- **SUPPLIED TEXT**:
0

I have an Ansible Tower playbook that includes task1, task1 includes task2, task2 includes task3, and finally task3 includes task4. All that with loops. That is working, but the problem is that environment is very large and so it takes hours to go trough all items (in this case more than 10k of VM's - the end of task2).

Is there a way to speed this up? I know I can create more than one job template, i.e. one job template per vCenter, and allow concurrency, but I would like to have just one template, and do some of the tasks in parallel if possible.

I saw there is async option that can be put for some task, and then this task can be done in parallel, but when I tried that I've got message like:

 ERROR! 'async' is not a valid attribute for a TaskInclude

So, it looks like I cannot combine async with include_task. Is there some workaround for this?

Code is as following:

Main playbook:


---

    - name: Scheduled job for automatic deletion of old VM snapshots
      hosts: localhost
      gather_facts: true
      connection: local
      collections:
        - community.vmware
      vars_files:
        - vars/vars-vmware-snapshot.yml
      tasks:
      
      - debug: 
          msg: List of vCenters for which old VM snapshots will be deleted "{{ vcenters_list }}"
    
      - name: Loop through all vCenters
        include_tasks: vmware-snapshots-scheduled-delete-task1.yml
        loop: "{{ vcenters_list }}"
        loop_control:
          loop_var: vc_item


task1:

    
      - name: Current item (vCenter) from loop
        debug:
          msg: "{{ vc_item }}"
      
      - name: Gather information about datacenters for the vCenter "{{ vc_item }}"
        community.vmware.vmware_datacenter_info:
          hostname: "{{ vc_item }}"
          username: "{{ vcenter_username }}"
          password: "{{ vcenter_password }}"
          validate_certs: False
        delegate_to: localhost
        register: datacenters_information
    
      - name: List of datacenters for the vCenter "{{ vc_item }}"
        set_fact:
          datacenters_list: "{{datacenters_information.datacenter_info | map(attribute='name')}}"
    
      - name: Loop through "{{ vc_item }}" datacenters
        include_tasks: vmware-snapshots-scheduled-delete-task2.yml
        loop: "{{ datacenters_list }}"
        loop_control:
          loop_var: dc_item


task2:


   
      - name: Current item (datacenter) from loop
        debug:
          msg: "{{ dc_item }}"
      
      - name: Gather only registered virtual machines from the current datacenter "{{ dc_item }}" in "{{ vc_item }}"
        community.vmware.vmware_vm_info:
          hostname: "{{ vc_item }}"
          username: "{{ vcenter_username }}"

- **DATA BLOCK**:
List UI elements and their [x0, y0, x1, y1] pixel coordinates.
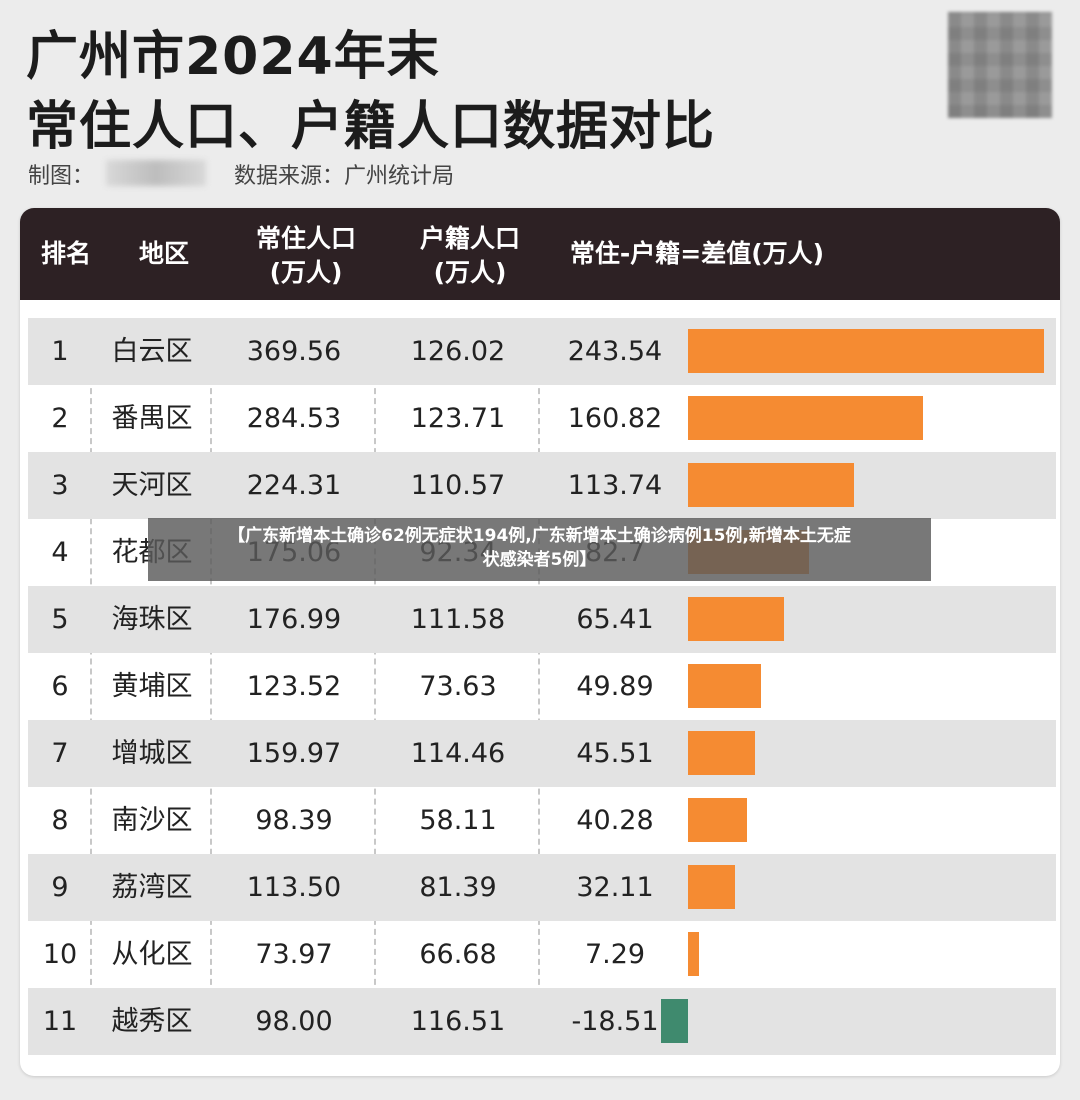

- **TASK REQUIREMENTS**:
Continue the Ansible snapshot-deletion post from its last line, starting right after the partial task2 code.

- **REPLY TO THE EXERCISE**:
          password: "{{ vcenter_password }}"
          vm_type: vm
          folder: "/{{ dc_item }}/vm/"
          validate_certs: False
        delegate_to: localhost
        register: vm_information
        ignore_errors: true
          
      - name: Filter just VM names
        set_fact:
          vm_list: "{{ vm_information.virtual_machines | map(attribute='guest_name') }}"
        ignore_errors: true
    
      - name: Loop through VM's for the current datacenter "{{ dc_item }}" in "{{ vc_item }}"
        include_tasks: vmware-snapshots-scheduled-delete-task3.yml
        loop: "{{ vm_list }}"
        loop_control:
          loop_var: vm_item
        ignore_errors: true


task3


      - name: Current item (virtual machine) from loop
        debug:
          msg: "{{ vm_item }}"
    
      - name: Remove brackets from vm_item and also convert "%2f" to original "/" if there is "/" in the VM name
        set_fact:
          vm_item2: "{{ vm_item | regex_replace('\\[|\\]', '') | regex_replace('%2f', '/')  }}"
    
      - name: Gather snapshot information for the virtual machine "{{ vm_item2 }}" in "{{ vc_item }}"
        community.vmware.vmware_guest_snapshot_info:
          hostname: "{{ vc_item }}"
          username: "{{ vcenter_username }}"
          password: "{{ vcenter_password }}"
          datacenter: "{{ dc_item }}"
          folder: "/{{ dc_item }}/vm/"
          name: "{{ vm_item2 }}"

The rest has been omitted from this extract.